Text section:
* START *
When we women happen to get a glimpse of the harlot on the screen or in music, we see that she has similar desires, thoughts, words, and actions that we may have towards our spouse.  Because we LOATHE the harlot, we may get confused and loathe these desires and feelings in ourselves.  What a major offensive attack of the adversary on a Soulmates Marriage!!!  So we repress that part of us as much as is possible, right?  But the truth of the matter is, we can’t repress it.  It has to flow and flow in the right direction and to the right person.  It is God-given and beautiful and reserved for our Soulmate Husband.  The only way we can continue to repress it is by taking up substitute addictive behaviors like overeating, overspending, smoking, drinking, doing drugs, or being a goody-two-shoes-in-everyone-else’s-business-over-the-top-do-gooder-thinking-we-have-to-rescue-everyone-else's-kids-bossing-everyone-around-you-know-what-I-mean-ladies-because-we-all-have-been-there (Martha).  Instead of turning to these Attraction Inhibitors, we must separate Chastity from the Harlot.  That’s not her.  We must also separate Chastity from the Prude.  That’s not her either.

Men have been affected by this attack as well.  Many men, especially Christian men, don’t want to admit that they have sexual desires because of the scores of bad creepy Harlot Attraction-Chasing role models on the screen, at work, in their high school growing up, and now all over the internet.  These "role models" ruin the desire to give appropriate expression to sexual attraction within the bonds of marriage.  They ruin it!  They make it seem like a man's sexuality is all selfish, natural man, lascivious, base, carnal, devilish, and one-sided.  They believe women don't really want a romantic sexual relationship and only participate in it to fulfill the man's needs.  That's false.  Many men try to inhibit their sexual desire by engaging in their own Prude thoughts, words, and activities.  

Unless we weed the Prude and Harlot mentalities out, refuse to watch, refuse to listen, refuse to look, get it out of us!, repent of what has already gotten into us, study what the real thing is, study Christ, and REPLACE IT WITH CHASTITY, Attraction to our spouse can never be sustainable. Christ is the MAN OF HOLINESS (Moses 7:35) and will train men how to look at this amazingly attractive quality in them in the right way, how to see their wives, how not to let Satan pervert it and them, how not to leave their wives high and dry, and how to be so incredibly beautiful in this sacred relationship with their wives.
* END *
Challenge 1: Using the passage on chastity above, decide whether each statement agrees with it: (a) The passage says the desires women notice in the harlot can be repressed. (b) The passage calls Christ the MAN OF HOLINESS. (c) The passage treats Chastity and the Prude as the same.

Materials provided:
* START *
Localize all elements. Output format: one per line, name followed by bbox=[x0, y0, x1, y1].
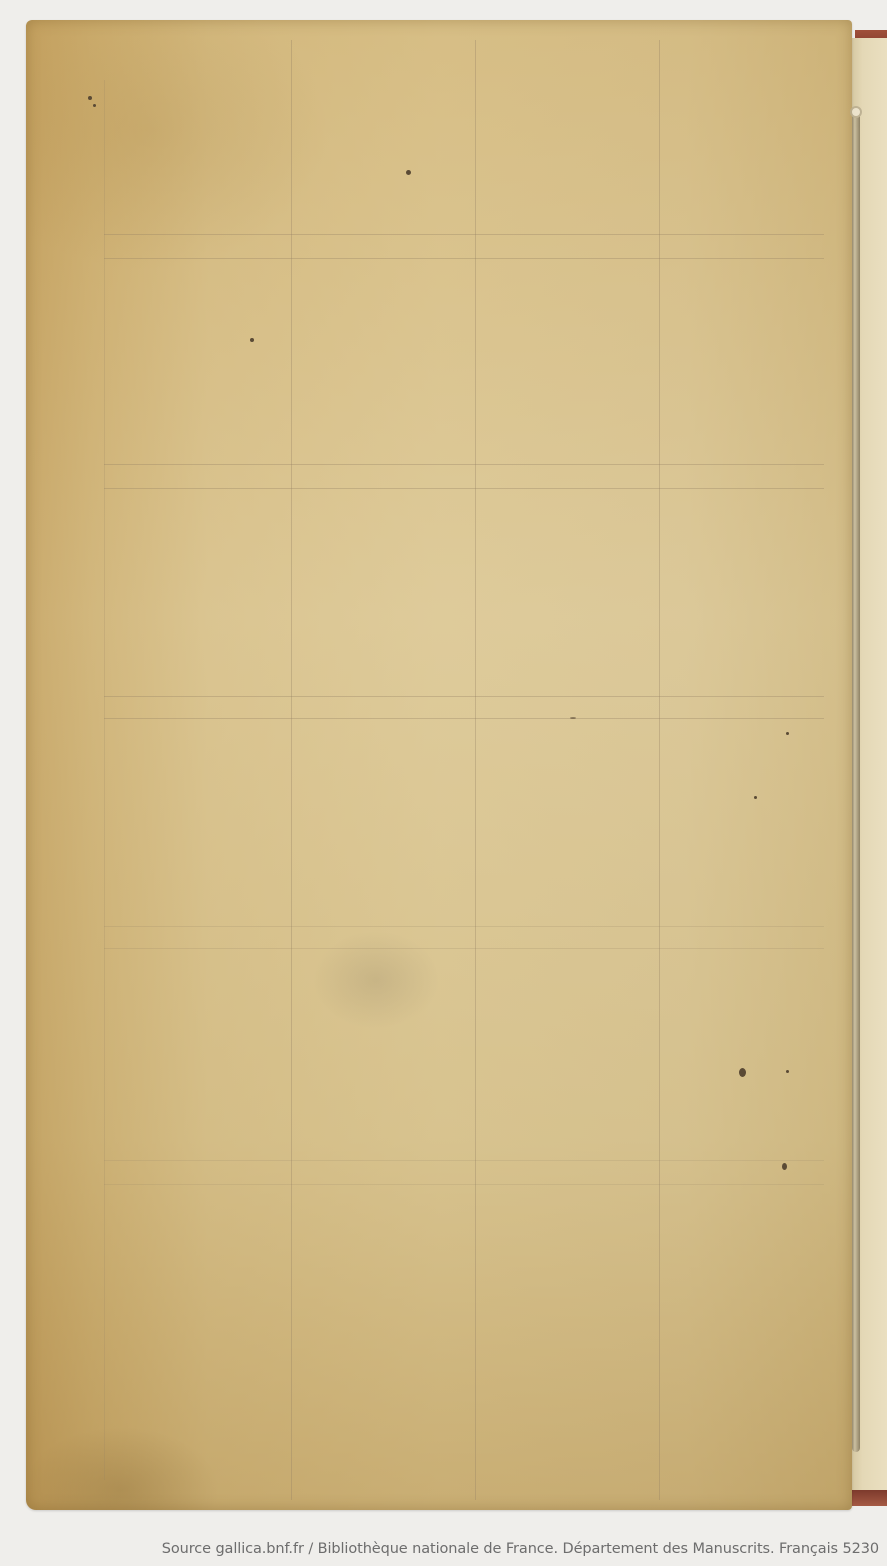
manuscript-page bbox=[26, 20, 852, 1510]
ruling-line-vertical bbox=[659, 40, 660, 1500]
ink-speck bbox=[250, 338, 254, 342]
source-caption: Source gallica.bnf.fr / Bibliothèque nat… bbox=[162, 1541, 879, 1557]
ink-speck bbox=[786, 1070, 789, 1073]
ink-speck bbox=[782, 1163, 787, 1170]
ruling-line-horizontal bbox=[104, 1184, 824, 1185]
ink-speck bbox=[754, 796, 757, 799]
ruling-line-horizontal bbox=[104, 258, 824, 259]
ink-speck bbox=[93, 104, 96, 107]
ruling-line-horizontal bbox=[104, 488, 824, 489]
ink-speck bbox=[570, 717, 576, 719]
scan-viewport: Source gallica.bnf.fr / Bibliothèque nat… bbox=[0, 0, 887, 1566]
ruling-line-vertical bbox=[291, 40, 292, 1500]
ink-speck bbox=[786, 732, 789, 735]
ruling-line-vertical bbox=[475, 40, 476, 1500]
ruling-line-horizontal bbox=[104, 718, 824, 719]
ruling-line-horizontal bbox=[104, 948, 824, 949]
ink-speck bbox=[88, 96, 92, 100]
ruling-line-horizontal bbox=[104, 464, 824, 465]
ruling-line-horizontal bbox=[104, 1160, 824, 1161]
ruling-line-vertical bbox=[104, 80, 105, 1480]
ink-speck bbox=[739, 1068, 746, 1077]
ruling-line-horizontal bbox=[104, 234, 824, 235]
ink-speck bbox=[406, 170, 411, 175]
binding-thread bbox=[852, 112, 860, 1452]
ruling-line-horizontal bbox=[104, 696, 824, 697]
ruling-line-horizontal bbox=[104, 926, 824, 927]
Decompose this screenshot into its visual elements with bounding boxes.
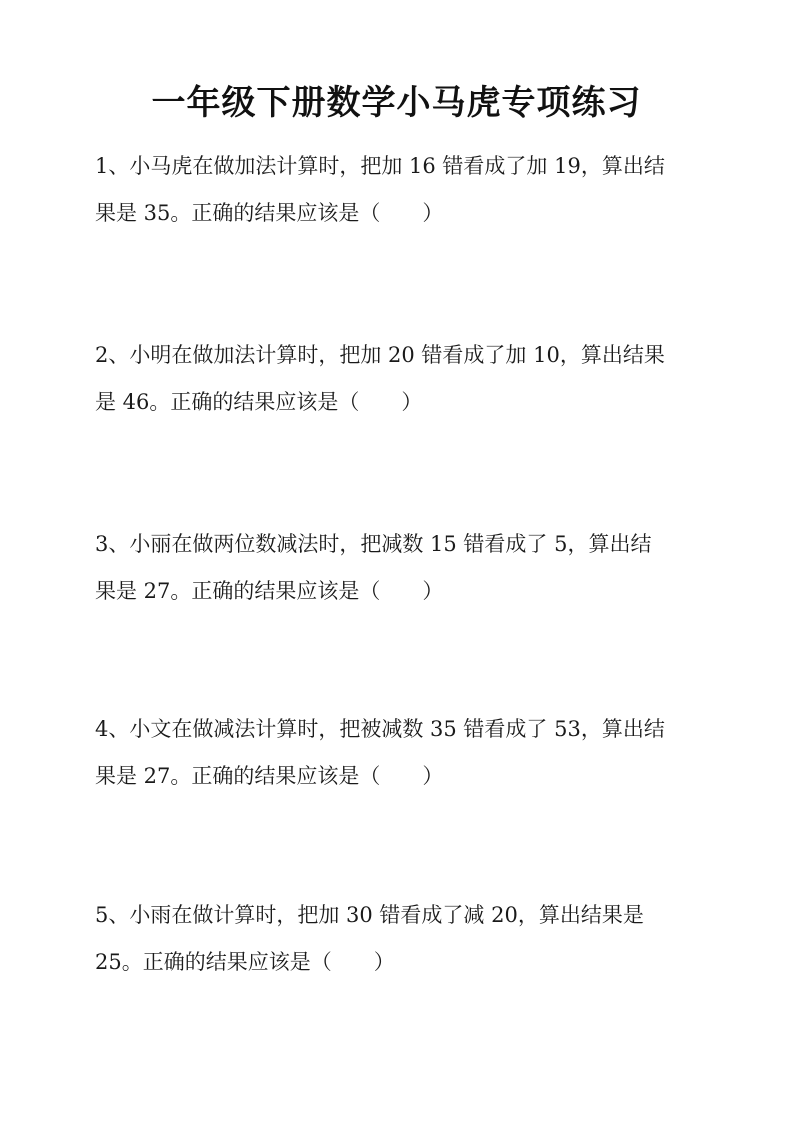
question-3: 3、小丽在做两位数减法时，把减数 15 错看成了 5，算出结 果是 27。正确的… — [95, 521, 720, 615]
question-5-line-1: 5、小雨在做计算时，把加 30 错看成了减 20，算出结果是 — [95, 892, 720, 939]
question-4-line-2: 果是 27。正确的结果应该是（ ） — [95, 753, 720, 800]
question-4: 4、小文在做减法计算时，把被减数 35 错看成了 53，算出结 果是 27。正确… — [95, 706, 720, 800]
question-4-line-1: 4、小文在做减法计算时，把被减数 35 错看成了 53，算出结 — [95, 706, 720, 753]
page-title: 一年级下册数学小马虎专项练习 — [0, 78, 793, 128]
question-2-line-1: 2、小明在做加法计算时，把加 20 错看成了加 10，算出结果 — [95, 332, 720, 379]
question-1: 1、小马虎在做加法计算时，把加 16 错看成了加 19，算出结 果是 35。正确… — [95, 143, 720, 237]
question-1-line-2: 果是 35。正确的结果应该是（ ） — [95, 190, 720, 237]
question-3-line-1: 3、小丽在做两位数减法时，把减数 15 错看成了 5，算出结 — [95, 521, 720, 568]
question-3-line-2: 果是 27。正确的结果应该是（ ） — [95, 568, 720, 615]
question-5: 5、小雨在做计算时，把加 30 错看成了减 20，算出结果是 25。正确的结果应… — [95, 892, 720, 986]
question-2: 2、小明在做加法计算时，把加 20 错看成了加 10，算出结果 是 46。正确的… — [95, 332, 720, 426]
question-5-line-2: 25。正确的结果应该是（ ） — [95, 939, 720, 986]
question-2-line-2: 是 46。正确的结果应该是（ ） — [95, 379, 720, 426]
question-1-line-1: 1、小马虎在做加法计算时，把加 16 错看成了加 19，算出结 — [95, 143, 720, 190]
* END *
Challenge 2: Select and copy every line of the listing above that contains the string "错看成了减". Case counts.

Worked answer 1:
(a) No: "But the truth of the matter is, we can’t repress it."
(b) Yes: "Christ is the MAN OF HOLINESS (Moses 7:35)"
(c) No: "We must also separate Chastity from the Prude.  That’s not her either."

Worked answer 2:
question-5-line-1: 5、小雨在做计算时，把加 30 错看成了减 20，算出结果是 — [95, 892, 720, 939]
question-5: 5、小雨在做计算时，把加 30 错看成了减 20，算出结果是 25。正确的结果应… — [95, 892, 720, 986]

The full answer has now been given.